▶ **THE PROBLEM**
Filter these entries, keeping only lines that hold the word "ajustar".

▶ **GIVEN ENTRIES**
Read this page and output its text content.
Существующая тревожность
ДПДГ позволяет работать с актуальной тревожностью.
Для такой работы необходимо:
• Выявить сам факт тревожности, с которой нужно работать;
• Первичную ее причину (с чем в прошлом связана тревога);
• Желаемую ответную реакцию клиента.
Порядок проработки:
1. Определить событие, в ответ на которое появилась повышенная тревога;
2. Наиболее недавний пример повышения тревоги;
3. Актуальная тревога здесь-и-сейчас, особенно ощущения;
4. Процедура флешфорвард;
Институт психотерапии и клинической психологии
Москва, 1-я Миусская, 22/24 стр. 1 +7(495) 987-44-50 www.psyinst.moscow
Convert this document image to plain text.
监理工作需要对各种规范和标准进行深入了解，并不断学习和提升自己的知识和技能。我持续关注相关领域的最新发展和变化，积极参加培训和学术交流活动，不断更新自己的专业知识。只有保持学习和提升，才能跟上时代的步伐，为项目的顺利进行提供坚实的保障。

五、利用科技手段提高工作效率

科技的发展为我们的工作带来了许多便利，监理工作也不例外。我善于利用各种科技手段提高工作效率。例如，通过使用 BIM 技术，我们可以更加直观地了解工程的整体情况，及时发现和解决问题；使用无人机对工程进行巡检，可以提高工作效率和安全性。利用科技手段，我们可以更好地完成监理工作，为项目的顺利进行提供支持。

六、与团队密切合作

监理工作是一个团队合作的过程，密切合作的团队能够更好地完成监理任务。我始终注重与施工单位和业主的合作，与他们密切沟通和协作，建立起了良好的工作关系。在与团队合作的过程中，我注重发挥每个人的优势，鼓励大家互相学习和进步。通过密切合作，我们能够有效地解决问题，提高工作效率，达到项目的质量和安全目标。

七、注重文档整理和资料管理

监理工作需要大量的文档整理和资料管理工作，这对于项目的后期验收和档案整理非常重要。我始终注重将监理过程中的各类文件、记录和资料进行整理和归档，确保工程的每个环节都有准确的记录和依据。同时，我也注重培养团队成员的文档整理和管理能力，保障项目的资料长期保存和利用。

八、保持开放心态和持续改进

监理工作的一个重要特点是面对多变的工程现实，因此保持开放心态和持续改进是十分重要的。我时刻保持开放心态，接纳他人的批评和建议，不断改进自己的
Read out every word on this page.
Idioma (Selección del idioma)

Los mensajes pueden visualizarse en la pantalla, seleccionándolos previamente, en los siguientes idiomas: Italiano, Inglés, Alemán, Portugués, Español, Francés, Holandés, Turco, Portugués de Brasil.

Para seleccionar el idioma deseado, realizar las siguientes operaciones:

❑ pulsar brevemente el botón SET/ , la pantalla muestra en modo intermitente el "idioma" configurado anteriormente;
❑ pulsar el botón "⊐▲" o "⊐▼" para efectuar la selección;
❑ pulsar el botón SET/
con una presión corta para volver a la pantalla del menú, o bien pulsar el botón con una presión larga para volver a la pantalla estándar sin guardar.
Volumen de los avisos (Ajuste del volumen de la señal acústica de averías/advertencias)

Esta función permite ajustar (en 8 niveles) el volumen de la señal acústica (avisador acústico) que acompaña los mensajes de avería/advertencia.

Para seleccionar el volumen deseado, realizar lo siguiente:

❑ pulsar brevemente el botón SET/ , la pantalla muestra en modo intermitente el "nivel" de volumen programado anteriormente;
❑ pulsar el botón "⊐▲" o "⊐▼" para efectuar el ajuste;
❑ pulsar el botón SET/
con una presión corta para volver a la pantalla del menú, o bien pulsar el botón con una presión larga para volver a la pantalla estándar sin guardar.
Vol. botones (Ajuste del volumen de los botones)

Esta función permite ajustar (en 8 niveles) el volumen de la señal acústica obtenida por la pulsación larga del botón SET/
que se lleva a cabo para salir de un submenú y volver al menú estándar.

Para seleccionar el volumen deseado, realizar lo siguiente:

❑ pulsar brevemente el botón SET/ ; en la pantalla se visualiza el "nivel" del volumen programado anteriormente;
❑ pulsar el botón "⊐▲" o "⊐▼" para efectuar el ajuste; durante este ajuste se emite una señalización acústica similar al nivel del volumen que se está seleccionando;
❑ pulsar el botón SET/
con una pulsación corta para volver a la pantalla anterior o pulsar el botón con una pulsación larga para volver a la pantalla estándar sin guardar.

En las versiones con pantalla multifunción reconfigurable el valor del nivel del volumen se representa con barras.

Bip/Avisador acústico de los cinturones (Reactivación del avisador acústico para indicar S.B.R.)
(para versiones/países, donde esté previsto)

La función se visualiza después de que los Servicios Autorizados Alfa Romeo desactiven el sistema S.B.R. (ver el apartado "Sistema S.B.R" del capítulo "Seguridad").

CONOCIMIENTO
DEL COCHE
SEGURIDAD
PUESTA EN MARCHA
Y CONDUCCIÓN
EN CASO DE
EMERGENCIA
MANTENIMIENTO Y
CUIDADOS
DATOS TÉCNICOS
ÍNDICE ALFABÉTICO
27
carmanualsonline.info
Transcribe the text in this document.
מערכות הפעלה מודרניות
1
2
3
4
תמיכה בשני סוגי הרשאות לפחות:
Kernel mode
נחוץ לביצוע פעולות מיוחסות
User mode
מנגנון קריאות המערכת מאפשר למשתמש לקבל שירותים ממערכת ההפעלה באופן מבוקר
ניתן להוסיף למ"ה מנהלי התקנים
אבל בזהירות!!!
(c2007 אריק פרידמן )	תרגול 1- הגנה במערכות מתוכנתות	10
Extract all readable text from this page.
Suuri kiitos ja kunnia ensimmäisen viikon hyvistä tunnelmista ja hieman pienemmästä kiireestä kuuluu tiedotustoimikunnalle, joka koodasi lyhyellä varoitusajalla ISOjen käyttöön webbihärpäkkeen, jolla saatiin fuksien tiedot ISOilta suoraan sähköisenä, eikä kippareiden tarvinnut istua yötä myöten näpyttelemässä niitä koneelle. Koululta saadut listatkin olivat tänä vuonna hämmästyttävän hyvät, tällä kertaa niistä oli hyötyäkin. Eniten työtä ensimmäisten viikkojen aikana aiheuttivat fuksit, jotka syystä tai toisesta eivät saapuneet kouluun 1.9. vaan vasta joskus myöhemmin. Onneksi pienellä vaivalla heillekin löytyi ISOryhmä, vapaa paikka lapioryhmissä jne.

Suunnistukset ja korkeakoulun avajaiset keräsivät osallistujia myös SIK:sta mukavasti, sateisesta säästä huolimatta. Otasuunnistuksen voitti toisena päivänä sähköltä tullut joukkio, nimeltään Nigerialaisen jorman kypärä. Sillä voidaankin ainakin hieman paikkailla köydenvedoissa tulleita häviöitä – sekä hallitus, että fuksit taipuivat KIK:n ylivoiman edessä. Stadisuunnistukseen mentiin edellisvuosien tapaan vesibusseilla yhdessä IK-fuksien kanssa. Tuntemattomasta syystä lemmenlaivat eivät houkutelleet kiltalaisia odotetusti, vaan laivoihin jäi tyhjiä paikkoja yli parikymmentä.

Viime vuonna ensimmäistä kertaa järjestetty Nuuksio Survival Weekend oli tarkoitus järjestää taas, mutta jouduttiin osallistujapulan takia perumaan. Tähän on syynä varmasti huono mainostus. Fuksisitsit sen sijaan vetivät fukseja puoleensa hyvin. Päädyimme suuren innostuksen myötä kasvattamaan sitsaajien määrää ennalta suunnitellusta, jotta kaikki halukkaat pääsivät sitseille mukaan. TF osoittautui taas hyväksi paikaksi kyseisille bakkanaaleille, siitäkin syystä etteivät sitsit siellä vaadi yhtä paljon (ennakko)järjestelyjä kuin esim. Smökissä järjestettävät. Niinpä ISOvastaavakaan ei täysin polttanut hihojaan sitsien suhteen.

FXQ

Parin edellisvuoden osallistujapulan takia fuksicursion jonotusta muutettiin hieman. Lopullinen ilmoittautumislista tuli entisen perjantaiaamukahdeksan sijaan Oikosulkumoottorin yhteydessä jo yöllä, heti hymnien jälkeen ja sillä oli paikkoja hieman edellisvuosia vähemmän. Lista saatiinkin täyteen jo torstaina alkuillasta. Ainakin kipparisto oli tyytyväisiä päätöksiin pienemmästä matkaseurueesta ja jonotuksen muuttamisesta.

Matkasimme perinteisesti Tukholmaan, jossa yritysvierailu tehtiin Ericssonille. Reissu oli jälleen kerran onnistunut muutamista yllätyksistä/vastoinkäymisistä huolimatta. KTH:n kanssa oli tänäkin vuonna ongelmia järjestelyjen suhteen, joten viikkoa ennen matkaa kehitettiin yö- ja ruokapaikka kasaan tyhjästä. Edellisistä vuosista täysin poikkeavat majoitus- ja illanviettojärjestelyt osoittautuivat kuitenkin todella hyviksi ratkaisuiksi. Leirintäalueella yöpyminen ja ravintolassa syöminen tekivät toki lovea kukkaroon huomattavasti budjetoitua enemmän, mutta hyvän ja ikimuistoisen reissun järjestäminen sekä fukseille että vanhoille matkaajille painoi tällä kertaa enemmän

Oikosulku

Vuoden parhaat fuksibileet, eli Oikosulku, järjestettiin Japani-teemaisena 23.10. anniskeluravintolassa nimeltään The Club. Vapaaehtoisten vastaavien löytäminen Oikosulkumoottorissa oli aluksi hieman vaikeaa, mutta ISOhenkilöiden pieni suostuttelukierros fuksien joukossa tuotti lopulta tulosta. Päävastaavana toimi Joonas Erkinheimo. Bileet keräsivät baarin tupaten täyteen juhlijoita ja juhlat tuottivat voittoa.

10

▶ **RESULT**
Esta función permite ajustar (en 8 niveles) el volumen de la señal acústica (avisador acústico) que acompaña los mensajes de avería/advertencia.
Esta función permite ajustar (en 8 niveles) el volumen de la señal acústica obtenida por la pulsación larga del botón SET/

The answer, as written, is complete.